• [Text block]
|---|---|
| new | First activity ever is in the current period |
| retained | Active in both current and previous period |
| resurrected | Active now, inactive in previous period, but was active before that |
| churned | Inactive now, was active in previous period |
| stale | No activity in either period |
Complete example
This example shows all the activity bit functions working together. Five users with different activity patterns are classified across 7-day and 7/14-day windows. The UPDATE_ACTIVITY_BIT() call at the end demonstrates how to shift history forward by one day and record new activity:
WITH
activity := INPUT(ARRAY(DATE)),
date_ref := INPUT(DATE),
(activity, date_ref) := BIND_VALUES(
ARRAY[
ROW(ARRAY[DATE '2025-01-19', DATE '2025-01-20', DATE '2025-01-18', DATE '2025-01-10'], DATE '2025-01-20'),
ROW(ARRAY[DATE '2025-01-07'], DATE '2025-01-20'),
ROW(ARRAY[DATE '2025-01-06'], DATE '2025-01-20'),
ROW(ARRAY[DATE '2025-01-01'], DATE '2025-01-20'),
ROW(ARRAY[DATE '2024-12-01'], DATE '2025-01-20')
]
)

• [Exercise details]
Please state what the activity-status text above says a "resurrected" user is.

• [Raw data]
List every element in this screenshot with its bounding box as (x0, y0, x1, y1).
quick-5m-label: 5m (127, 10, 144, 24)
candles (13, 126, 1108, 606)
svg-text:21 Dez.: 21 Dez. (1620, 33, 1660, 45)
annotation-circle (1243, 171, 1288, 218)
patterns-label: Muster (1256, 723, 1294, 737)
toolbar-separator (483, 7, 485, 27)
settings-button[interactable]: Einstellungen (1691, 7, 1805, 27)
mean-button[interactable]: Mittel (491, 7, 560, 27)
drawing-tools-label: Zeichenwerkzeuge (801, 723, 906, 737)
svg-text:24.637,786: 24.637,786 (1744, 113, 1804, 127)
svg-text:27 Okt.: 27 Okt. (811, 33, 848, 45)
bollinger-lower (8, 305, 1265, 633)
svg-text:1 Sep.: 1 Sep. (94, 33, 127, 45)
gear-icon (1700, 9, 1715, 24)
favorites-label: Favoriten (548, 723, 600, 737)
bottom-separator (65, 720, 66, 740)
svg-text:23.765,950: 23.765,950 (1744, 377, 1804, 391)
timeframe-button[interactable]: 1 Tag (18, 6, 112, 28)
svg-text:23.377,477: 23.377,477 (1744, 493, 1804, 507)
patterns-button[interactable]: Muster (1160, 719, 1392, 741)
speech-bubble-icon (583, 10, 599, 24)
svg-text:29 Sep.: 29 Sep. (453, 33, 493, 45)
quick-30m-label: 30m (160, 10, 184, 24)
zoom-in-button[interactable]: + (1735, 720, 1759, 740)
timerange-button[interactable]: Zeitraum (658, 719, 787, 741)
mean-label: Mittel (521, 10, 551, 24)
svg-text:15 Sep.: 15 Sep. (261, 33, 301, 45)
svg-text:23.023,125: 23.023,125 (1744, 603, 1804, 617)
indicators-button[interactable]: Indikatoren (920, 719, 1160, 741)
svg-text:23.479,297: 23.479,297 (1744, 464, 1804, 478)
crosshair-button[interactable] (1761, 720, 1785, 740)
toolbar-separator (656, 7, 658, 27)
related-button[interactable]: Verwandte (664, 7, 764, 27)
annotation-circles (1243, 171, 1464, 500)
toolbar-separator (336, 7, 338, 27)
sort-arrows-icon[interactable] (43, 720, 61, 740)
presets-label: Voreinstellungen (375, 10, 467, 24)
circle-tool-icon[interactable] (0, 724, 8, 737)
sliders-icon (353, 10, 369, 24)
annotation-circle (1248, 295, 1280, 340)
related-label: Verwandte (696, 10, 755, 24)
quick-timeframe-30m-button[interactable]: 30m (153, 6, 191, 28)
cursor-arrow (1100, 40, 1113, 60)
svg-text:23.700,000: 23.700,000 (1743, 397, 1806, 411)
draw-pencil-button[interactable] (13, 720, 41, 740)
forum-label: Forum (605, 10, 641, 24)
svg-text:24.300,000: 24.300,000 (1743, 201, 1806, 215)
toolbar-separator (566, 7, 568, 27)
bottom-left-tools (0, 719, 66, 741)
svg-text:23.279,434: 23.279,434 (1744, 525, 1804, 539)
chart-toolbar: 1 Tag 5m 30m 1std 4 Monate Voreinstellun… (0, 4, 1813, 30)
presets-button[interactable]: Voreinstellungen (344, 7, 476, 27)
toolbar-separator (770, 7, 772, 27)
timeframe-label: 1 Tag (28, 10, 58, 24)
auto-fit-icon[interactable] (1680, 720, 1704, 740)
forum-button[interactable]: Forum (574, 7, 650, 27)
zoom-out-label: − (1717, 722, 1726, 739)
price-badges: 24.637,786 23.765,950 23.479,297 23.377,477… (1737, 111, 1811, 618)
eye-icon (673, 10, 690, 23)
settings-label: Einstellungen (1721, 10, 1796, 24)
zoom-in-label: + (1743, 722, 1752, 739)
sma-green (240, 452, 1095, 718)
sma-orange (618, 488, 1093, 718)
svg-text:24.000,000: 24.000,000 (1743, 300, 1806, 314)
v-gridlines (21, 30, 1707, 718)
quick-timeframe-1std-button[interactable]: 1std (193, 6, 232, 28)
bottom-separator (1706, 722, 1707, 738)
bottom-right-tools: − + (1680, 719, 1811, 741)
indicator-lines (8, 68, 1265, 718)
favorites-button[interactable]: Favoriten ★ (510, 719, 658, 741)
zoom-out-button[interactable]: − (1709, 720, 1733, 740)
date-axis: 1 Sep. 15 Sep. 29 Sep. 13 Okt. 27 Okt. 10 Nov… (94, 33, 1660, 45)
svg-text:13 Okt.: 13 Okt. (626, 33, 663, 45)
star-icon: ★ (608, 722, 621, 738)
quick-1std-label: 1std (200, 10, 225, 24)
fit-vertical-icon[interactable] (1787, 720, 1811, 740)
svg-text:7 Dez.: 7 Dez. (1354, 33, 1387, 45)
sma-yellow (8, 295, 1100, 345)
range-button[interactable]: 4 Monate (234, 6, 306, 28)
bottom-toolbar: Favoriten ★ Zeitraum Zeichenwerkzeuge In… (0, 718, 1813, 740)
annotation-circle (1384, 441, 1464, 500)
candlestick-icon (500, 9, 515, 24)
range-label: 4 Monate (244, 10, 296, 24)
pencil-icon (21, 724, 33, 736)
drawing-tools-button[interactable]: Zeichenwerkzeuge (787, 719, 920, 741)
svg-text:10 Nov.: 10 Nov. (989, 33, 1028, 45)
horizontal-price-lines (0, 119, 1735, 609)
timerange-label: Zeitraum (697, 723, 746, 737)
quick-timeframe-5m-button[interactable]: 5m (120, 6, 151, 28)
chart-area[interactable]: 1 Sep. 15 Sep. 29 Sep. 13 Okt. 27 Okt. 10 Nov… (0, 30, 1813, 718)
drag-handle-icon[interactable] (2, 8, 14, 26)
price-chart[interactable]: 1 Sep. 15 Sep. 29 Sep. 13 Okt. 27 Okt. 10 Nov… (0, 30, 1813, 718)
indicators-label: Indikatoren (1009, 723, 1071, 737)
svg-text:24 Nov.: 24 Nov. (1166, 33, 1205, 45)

• [Response below]
A user who is active now, was inactive in the previous period, but was active before that.